#### SOURCE
Posted on 26 April 2018 by admin

The Canadian Real Estate Association said the level of sales activity marked a four-year low for the month of March and was seven per cent below the 10-year average. Still, national home sales were up from the previous month by 1.3 per cent, according to CREA’s latest statistics.

The most-affordable segments of Canada’s housing market are seeing the biggest price hikes as recent changes to mortgage regulations fuel demand for lower-priced homes such as condominiums, according to the country’s real estate industry organization.

The tighter mortgage lending rules, which make it harder for home buyers to qualify for uninsured mortgages, are also shrinking the pool of qualified buyers for higher-priced homes, said Gregory Klump, chief economist of the Canadian Real Estate Association.

“Given their limited supply, the shift of demand into lower price segments is causing those sale prices to climb,” he said in a statement as the association released its latest figures for the month of March. “As a result, ‘affordably priced’ homes are becoming less affordable while mortgage financing for higher priced homes remains out of reach of many aspiring move-up home buyers.”
########
#### PROVIDED MATERIAL
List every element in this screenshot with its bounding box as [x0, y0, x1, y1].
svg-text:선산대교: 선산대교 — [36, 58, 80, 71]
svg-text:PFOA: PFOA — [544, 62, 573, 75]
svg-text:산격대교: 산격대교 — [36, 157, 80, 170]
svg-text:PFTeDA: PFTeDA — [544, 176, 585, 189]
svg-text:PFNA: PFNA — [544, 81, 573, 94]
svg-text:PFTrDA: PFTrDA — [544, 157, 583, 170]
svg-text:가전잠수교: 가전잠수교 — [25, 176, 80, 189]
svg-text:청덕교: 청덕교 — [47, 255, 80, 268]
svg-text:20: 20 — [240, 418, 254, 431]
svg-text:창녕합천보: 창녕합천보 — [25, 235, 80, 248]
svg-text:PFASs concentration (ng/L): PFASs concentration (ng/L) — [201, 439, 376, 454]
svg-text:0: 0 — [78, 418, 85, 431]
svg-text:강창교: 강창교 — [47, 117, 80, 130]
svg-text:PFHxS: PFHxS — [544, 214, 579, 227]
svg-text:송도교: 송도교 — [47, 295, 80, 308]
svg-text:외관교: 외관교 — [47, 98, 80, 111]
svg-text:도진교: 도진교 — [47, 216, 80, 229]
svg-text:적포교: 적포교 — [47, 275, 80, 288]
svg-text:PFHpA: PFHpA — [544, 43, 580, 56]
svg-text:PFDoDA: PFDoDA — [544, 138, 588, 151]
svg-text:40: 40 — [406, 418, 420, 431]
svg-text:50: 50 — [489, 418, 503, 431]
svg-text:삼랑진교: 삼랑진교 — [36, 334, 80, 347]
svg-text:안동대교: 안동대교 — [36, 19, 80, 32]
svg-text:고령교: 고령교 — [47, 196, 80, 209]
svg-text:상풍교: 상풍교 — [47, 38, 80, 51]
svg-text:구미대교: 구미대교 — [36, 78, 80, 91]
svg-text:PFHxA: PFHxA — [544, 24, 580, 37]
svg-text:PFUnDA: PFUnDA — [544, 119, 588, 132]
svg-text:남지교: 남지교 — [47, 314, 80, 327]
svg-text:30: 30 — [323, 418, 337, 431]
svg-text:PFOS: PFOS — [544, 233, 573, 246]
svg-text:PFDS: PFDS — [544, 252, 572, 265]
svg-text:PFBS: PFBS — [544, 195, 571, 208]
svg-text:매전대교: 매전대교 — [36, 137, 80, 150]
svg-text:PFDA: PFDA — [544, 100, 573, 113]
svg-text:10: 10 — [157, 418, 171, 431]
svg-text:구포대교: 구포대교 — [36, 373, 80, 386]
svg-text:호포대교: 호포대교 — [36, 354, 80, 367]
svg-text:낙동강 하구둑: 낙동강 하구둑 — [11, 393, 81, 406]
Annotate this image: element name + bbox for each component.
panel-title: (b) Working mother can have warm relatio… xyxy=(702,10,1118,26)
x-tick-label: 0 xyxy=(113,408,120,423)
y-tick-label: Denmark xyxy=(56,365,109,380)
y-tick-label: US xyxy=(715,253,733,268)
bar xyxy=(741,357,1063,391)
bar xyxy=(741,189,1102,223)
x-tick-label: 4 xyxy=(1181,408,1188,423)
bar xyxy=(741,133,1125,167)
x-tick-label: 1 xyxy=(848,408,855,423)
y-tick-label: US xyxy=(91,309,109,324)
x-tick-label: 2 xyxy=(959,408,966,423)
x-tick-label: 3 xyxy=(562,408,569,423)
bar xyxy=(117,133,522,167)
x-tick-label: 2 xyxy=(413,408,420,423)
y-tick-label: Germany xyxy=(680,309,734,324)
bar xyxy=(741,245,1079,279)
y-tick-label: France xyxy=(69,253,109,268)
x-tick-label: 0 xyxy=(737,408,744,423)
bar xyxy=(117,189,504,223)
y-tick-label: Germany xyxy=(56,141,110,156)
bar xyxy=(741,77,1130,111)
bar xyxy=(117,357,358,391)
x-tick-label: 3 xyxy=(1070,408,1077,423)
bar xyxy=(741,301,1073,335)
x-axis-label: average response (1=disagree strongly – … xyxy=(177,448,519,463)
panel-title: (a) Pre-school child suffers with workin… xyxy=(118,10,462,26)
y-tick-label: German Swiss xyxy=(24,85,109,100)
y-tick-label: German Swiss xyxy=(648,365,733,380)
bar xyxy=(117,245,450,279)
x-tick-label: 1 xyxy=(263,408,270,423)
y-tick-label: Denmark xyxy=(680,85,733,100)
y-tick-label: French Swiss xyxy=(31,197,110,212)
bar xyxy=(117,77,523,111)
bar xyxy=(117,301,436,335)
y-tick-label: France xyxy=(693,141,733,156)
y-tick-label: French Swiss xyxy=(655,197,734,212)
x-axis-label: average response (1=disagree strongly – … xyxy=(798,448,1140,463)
########
SET PROBLEM 1
Translate this sentence from the article on Canadian home sales into Spanish: "Still, national home sales were up from the previous month by 1.3 per cent, according to CREA’s latest statistics."
SET PROBLEM 2
Write the next few paragraphs of the article on Canadian home sales, picking up after its final quoted statement.

EXERCISE ANSWER 1
Aun así, las ventas nacionales de viviendas aumentaron un 1,3 por ciento respecto al mes anterior, según las estadísticas más recientes de CREA.

EXERCISE ANSWER 2
Home sales across the country have dropped in the wake of several government policy measures, including a stress test for home buyers with a down payment of more than 20 per cent, that were implemented to cool the country’s hot housing market. Last March, national home sales activity had reached an all-time record for that month, according to CREA.

The number of Canadian homes sold in March plunged 23 per cent and the national average price was down 10 per cent from the same month last year amid double-digit plunges in most housing markets across the country, according to the latest monthly sales data released Friday.

CREA said Friday the level of sales activity marked a four-year low for the month of March and was seven per cent below the 10-year average. Still, national home sales were up from the previous month by 1.3 per cent, according to CREA’s latest statistics.

Sales prices are slipping too, with the national average price for all types of residential property down to about $491,000, down 10.4 per cent from March of last year — with the Vancouver and Toronto markets causing most of the drag.

Excluding Canada’s two most expensive real estate markets, the national average price would be $383,000 — a decline of two per cent from March 2017.

But a closer look at the different housing segments reveals a mixed landscape, with lower-priced homes showing the largest gains.

Apartment units posted the largest year-on-year price gains in March, up 17.8 per cent, followed by townhouse/row units at 9.4 per cent. One-storey single family homes saw price gains in March of just 1.3 per cent, and two-storey single family home prices were down two per cent from a year ago, CREA says.

“The housing market continues to adjust to stricter mortgage rules, recent Bank of Canada rate hikes and some provincial policy moves,” said BMO Capital Markets’ senior economist Robert Kavcic in a research note Friday. “While we’re seeing some signs of stability, the adjustment likely has some time yet to go.”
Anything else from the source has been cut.